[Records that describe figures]
##########
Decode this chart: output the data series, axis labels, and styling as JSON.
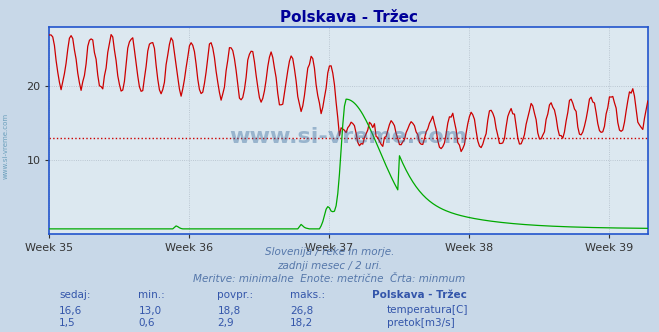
{
  "title": "Polskava - Tržec",
  "title_color": "#000099",
  "bg_color": "#c8d8e8",
  "plot_bg_color": "#dce8f0",
  "grid_color": "#b0bcc8",
  "xlabel_weeks": [
    "Week 35",
    "Week 36",
    "Week 37",
    "Week 38",
    "Week 39"
  ],
  "ylim": [
    0,
    28
  ],
  "yticks": [
    10,
    20
  ],
  "temp_color": "#cc0000",
  "flow_color": "#00aa00",
  "hline_value": 13.0,
  "hline_color": "#cc0000",
  "watermark": "www.si-vreme.com",
  "sidebar_text": "www.si-vreme.com",
  "footer_line1": "Slovenija / reke in morje.",
  "footer_line2": "zadnji mesec / 2 uri.",
  "footer_line3": "Meritve: minimalne  Enote: metrične  Črta: minmum",
  "footer_color": "#5577aa",
  "table_header": [
    "sedaj:",
    "min.:",
    "povpr.:",
    "maks.:",
    "Polskava - Tržec"
  ],
  "table_row1": [
    "16,6",
    "13,0",
    "18,8",
    "26,8",
    "temperatura[C]"
  ],
  "table_row2": [
    "1,5",
    "0,6",
    "2,9",
    "18,2",
    "pretok[m3/s]"
  ],
  "table_color": "#3355aa",
  "n_points": 360,
  "axis_color": "#2255cc",
  "spine_bottom_color": "#2266cc",
  "tick_color": "#333333"
}
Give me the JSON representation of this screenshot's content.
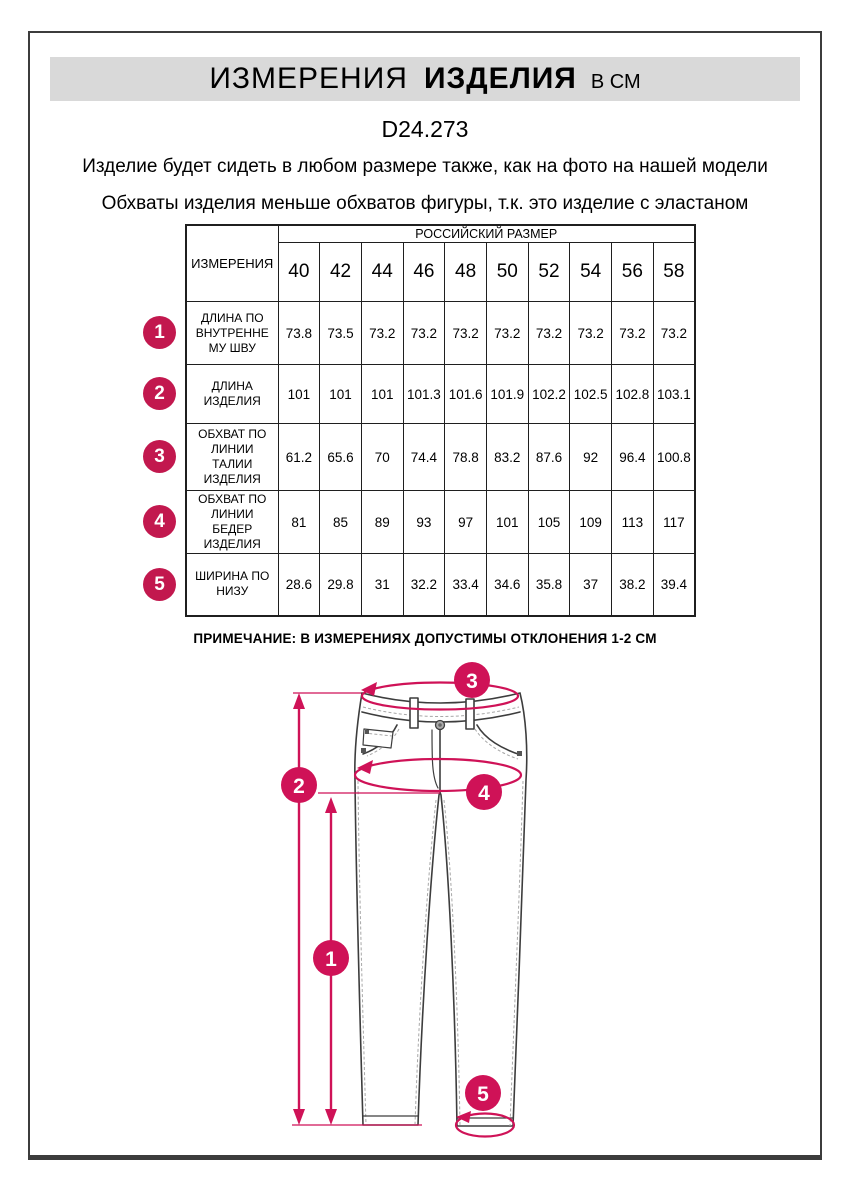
{
  "page": {
    "title": {
      "part1": "ИЗМЕРЕНИЯ",
      "part2": "ИЗДЕЛИЯ",
      "suffix": "В СМ"
    },
    "product_code": "D24.273",
    "description_lines": [
      "Изделие будет сидеть в любом размере также, как на фото на нашей модели",
      "Обхваты изделия меньше обхватов фигуры, т.к. это изделие с эластаном"
    ],
    "note": "ПРИМЕЧАНИЕ: В ИЗМЕРЕНИЯХ ДОПУСТИМЫ ОТКЛОНЕНИЯ 1-2 СМ"
  },
  "table": {
    "measurements_header": "ИЗМЕРЕНИЯ",
    "size_group_header": "РОССИЙСКИЙ РАЗМЕР",
    "sizes": [
      "40",
      "42",
      "44",
      "46",
      "48",
      "50",
      "52",
      "54",
      "56",
      "58"
    ],
    "rows": [
      {
        "num": "1",
        "label": "ДЛИНА ПО\nВНУТРЕННЕ\nМУ ШВУ",
        "values": [
          "73.8",
          "73.5",
          "73.2",
          "73.2",
          "73.2",
          "73.2",
          "73.2",
          "73.2",
          "73.2",
          "73.2"
        ]
      },
      {
        "num": "2",
        "label": "ДЛИНА\nИЗДЕЛИЯ",
        "values": [
          "101",
          "101",
          "101",
          "101.3",
          "101.6",
          "101.9",
          "102.2",
          "102.5",
          "102.8",
          "103.1"
        ]
      },
      {
        "num": "3",
        "label": "ОБХВАТ ПО\nЛИНИИ\nТАЛИИ\nИЗДЕЛИЯ",
        "values": [
          "61.2",
          "65.6",
          "70",
          "74.4",
          "78.8",
          "83.2",
          "87.6",
          "92",
          "96.4",
          "100.8"
        ]
      },
      {
        "num": "4",
        "label": "ОБХВАТ ПО\nЛИНИИ\nБЕДЕР\nИЗДЕЛИЯ",
        "values": [
          "81",
          "85",
          "89",
          "93",
          "97",
          "101",
          "105",
          "109",
          "113",
          "117"
        ]
      },
      {
        "num": "5",
        "label": "ШИРИНА ПО\nНИЗУ",
        "values": [
          "28.6",
          "29.8",
          "31",
          "32.2",
          "33.4",
          "34.6",
          "35.8",
          "37",
          "38.2",
          "39.4"
        ]
      }
    ]
  },
  "diagram": {
    "markers": [
      "1",
      "2",
      "3",
      "4",
      "5"
    ]
  },
  "colors": {
    "accent": "#c2184e",
    "accent_diagram": "#cf1257",
    "title_band": "#d9d9d9",
    "table_border": "#1f1f1f",
    "sketch_line": "#3d3d3d"
  }
}
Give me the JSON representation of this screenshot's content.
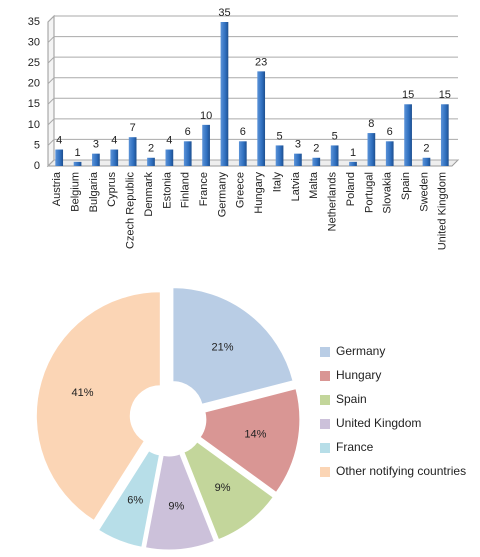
{
  "chart_data": [
    {
      "type": "bar",
      "categories": [
        "Austria",
        "Belgium",
        "Bulgaria",
        "Cyprus",
        "Czech Republic",
        "Denmark",
        "Estonia",
        "Finland",
        "France",
        "Germany",
        "Greece",
        "Hungary",
        "Italy",
        "Latvia",
        "Malta",
        "Netherlands",
        "Poland",
        "Portugal",
        "Slovakia",
        "Spain",
        "Sweden",
        "United Kingdom"
      ],
      "values": [
        4,
        1,
        3,
        4,
        7,
        2,
        4,
        6,
        10,
        35,
        6,
        23,
        5,
        3,
        2,
        5,
        1,
        8,
        6,
        15,
        2,
        15
      ],
      "color": "#2f6fbf",
      "ylim": [
        0,
        35
      ],
      "yticks": [
        0,
        5,
        10,
        15,
        20,
        25,
        30,
        35
      ],
      "grid": true
    },
    {
      "type": "doughnut",
      "categories": [
        "Germany",
        "Hungary",
        "Spain",
        "United Kingdom",
        "France",
        "Other notifying countries"
      ],
      "values": [
        21,
        14,
        9,
        9,
        6,
        41
      ],
      "value_labels": [
        "21%",
        "14%",
        "9%",
        "9%",
        "6%",
        "41%"
      ],
      "colors": [
        "#b9cde5",
        "#d99694",
        "#c3d69b",
        "#ccc1da",
        "#b7dee8",
        "#fbd5b5"
      ],
      "legend": "right"
    }
  ]
}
##########
▸ What is asked: Transcribe all the lines above exactly, apart from the pictures.

▸ Correct output:
Decode this chart: output the data series, axis labels, and styling as JSON.
{
  "title": "Polskava - Tržec",
  "title_color": "#000099",
  "bg_color": "#c8d8e8",
  "plot_bg_color": "#dce8f0",
  "grid_color": "#b0bcc8",
  "xlabel_weeks": [
    "Week 35",
    "Week 36",
    "Week 37",
    "Week 38",
    "Week 39"
  ],
  "ylim": [
    0,
    28
  ],
  "yticks": [
    10,
    20
  ],
  "temp_color": "#cc0000",
  "flow_color": "#00aa00",
  "hline_value": 13.0,
  "hline_color": "#cc0000",
  "watermark": "www.si-vreme.com",
  "sidebar_text": "www.si-vreme.com",
  "footer_line1": "Slovenija / reke in morje.",
  "footer_line2": "zadnji mesec / 2 uri.",
  "footer_line3": "Meritve: minimalne  Enote: metrične  Črta: minmum",
  "footer_color": "#5577aa",
  "table_header": [
    "sedaj:",
    "min.:",
    "povpr.:",
    "maks.:",
    "Polskava - Tržec"
  ],
  "table_row1": [
    "16,6",
    "13,0",
    "18,8",
    "26,8",
    "temperatura[C]"
  ],
  "table_row2": [
    "1,5",
    "0,6",
    "2,9",
    "18,2",
    "pretok[m3/s]"
  ],
  "table_color": "#3355aa",
  "n_points": 360,
  "axis_color": "#2255cc",
  "spine_bottom_color": "#2266cc",
  "tick_color": "#333333"
}
Give me the JSON representation of this screenshot's content.
{
  "page": {
    "title": {
      "part1": "ИЗМЕРЕНИЯ",
      "part2": "ИЗДЕЛИЯ",
      "suffix": "В СМ"
    },
    "product_code": "D24.273",
    "description_lines": [
      "Изделие будет сидеть в любом размере также, как на фото на нашей модели",
      "Обхваты изделия меньше обхватов фигуры, т.к. это изделие с эластаном"
    ],
    "note": "ПРИМЕЧАНИЕ: В ИЗМЕРЕНИЯХ ДОПУСТИМЫ ОТКЛОНЕНИЯ 1-2 СМ"
  },
  "table": {
    "measurements_header": "ИЗМЕРЕНИЯ",
    "size_group_header": "РОССИЙСКИЙ РАЗМЕР",
    "sizes": [
      "40",
      "42",
      "44",
      "46",
      "48",
      "50",
      "52",
      "54",
      "56",
      "58"
    ],
    "rows": [
      {
        "num": "1",
        "label": "ДЛИНА ПО\nВНУТРЕННЕ\nМУ ШВУ",
        "values": [
          "73.8",
          "73.5",
          "73.2",
          "73.2",
          "73.2",
          "73.2",
          "73.2",
          "73.2",
          "73.2",
          "73.2"
        ]
      },
      {
        "num": "2",
        "label": "ДЛИНА\nИЗДЕЛИЯ",
        "values": [
          "101",
          "101",
          "101",
          "101.3",
          "101.6",
          "101.9",
          "102.2",
          "102.5",
          "102.8",
          "103.1"
        ]
      },
      {
        "num": "3",
        "label": "ОБХВАТ ПО\nЛИНИИ\nТАЛИИ\nИЗДЕЛИЯ",
        "values": [
          "61.2",
          "65.6",
          "70",
          "74.4",
          "78.8",
          "83.2",
          "87.6",
          "92",
          "96.4",
          "100.8"
        ]
      },
      {
        "num": "4",
        "label": "ОБХВАТ ПО\nЛИНИИ\nБЕДЕР\nИЗДЕЛИЯ",
        "values": [
          "81",
          "85",
          "89",
          "93",
          "97",
          "101",
          "105",
          "109",
          "113",
          "117"
        ]
      },
      {
        "num": "5",
        "label": "ШИРИНА ПО\nНИЗУ",
        "values": [
          "28.6",
          "29.8",
          "31",
          "32.2",
          "33.4",
          "34.6",
          "35.8",
          "37",
          "38.2",
          "39.4"
        ]
      }
    ]
  },
  "diagram": {
    "markers": [
      "1",
      "2",
      "3",
      "4",
      "5"
    ]
  },
  "colors": {
    "accent": "#c2184e",
    "accent_diagram": "#cf1257",
    "title_band": "#d9d9d9",
    "table_border": "#1f1f1f",
    "sketch_line": "#3d3d3d"
  }
}
Give me the JSON representation of this screenshot's content.
{
  "chart_data": [
    {
      "type": "bar",
      "categories": [
        "Austria",
        "Belgium",
        "Bulgaria",
        "Cyprus",
        "Czech Republic",
        "Denmark",
        "Estonia",
        "Finland",
        "France",
        "Germany",
        "Greece",
        "Hungary",
        "Italy",
        "Latvia",
        "Malta",
        "Netherlands",
        "Poland",
        "Portugal",
        "Slovakia",
        "Spain",
        "Sweden",
        "United Kingdom"
      ],
      "values": [
        4,
        1,
        3,
        4,
        7,
        2,
        4,
        6,
        10,
        35,
        6,
        23,
        5,
        3,
        2,
        5,
        1,
        8,
        6,
        15,
        2,
        15
      ],
      "color": "#2f6fbf",
      "ylim": [
        0,
        35
      ],
      "yticks": [
        0,
        5,
        10,
        15,
        20,
        25,
        30,
        35
      ],
      "grid": true
    },
    {
      "type": "doughnut",
      "categories": [
        "Germany",
        "Hungary",
        "Spain",
        "United Kingdom",
        "France",
        "Other notifying countries"
      ],
      "values": [
        21,
        14,
        9,
        9,
        6,
        41
      ],
      "value_labels": [
        "21%",
        "14%",
        "9%",
        "9%",
        "6%",
        "41%"
      ],
      "colors": [
        "#b9cde5",
        "#d99694",
        "#c3d69b",
        "#ccc1da",
        "#b7dee8",
        "#fbd5b5"
      ],
      "legend": "right"
    }
  ]
}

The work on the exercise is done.